_REQUIRED WORK_
Pictures appear in the records below; write out everything else exactly.

_MATERIAL TO PROCESS_
######
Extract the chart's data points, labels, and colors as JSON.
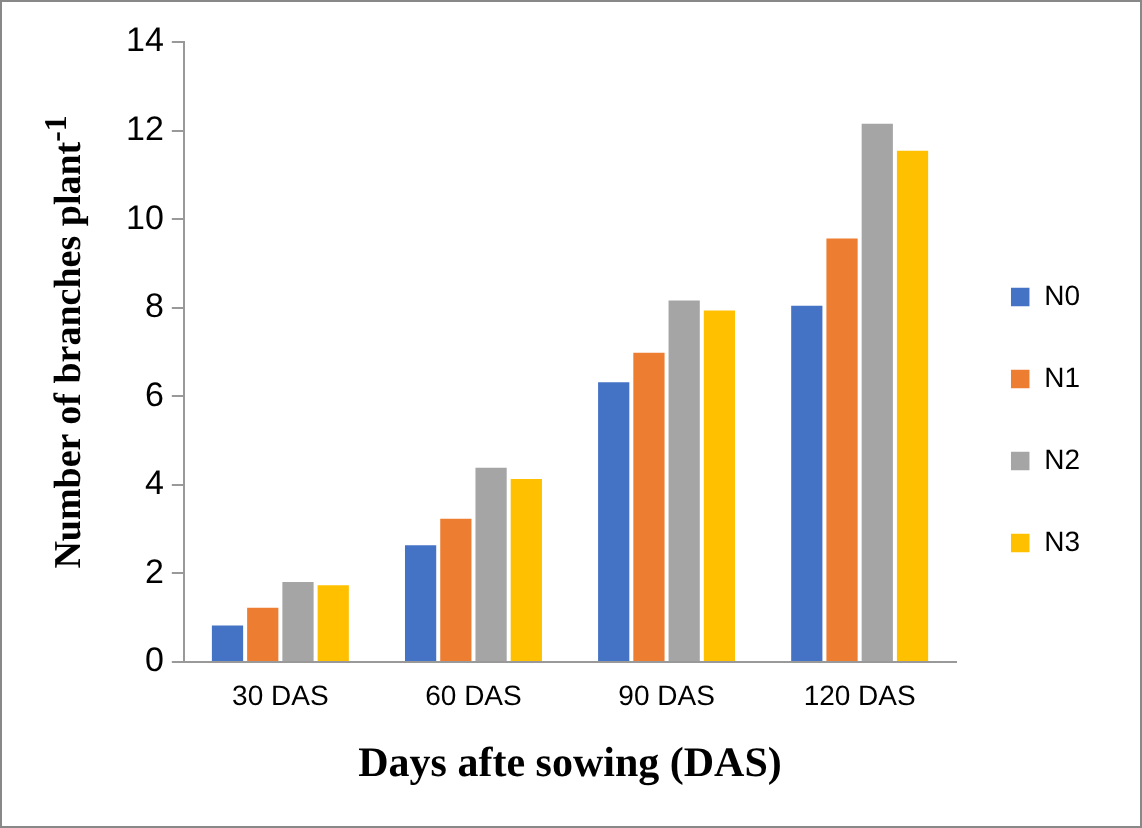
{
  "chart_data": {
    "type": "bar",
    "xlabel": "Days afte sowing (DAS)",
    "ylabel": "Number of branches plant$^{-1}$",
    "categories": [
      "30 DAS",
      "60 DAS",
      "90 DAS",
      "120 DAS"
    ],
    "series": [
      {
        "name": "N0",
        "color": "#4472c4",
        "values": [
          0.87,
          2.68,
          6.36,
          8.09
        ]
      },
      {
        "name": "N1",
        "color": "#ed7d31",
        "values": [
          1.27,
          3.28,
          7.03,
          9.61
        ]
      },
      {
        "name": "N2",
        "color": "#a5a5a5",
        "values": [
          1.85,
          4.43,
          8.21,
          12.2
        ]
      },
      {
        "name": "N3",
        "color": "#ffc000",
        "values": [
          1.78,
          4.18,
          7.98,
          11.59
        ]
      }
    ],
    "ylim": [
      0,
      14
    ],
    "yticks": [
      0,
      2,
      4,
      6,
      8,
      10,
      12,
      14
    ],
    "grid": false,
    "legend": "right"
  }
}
######
_SOLUTION_
Extract the chart's data points, labels, and colors as JSON.
{
  "chart_data": {
    "type": "bar",
    "xlabel": "Days afte sowing (DAS)",
    "ylabel": "Number of branches plant$^{-1}$",
    "categories": [
      "30 DAS",
      "60 DAS",
      "90 DAS",
      "120 DAS"
    ],
    "series": [
      {
        "name": "N0",
        "color": "#4472c4",
        "values": [
          0.87,
          2.68,
          6.36,
          8.09
        ]
      },
      {
        "name": "N1",
        "color": "#ed7d31",
        "values": [
          1.27,
          3.28,
          7.03,
          9.61
        ]
      },
      {
        "name": "N2",
        "color": "#a5a5a5",
        "values": [
          1.85,
          4.43,
          8.21,
          12.2
        ]
      },
      {
        "name": "N3",
        "color": "#ffc000",
        "values": [
          1.78,
          4.18,
          7.98,
          11.59
        ]
      }
    ],
    "ylim": [
      0,
      14
    ],
    "yticks": [
      0,
      2,
      4,
      6,
      8,
      10,
      12,
      14
    ],
    "grid": false,
    "legend": "right"
  }
}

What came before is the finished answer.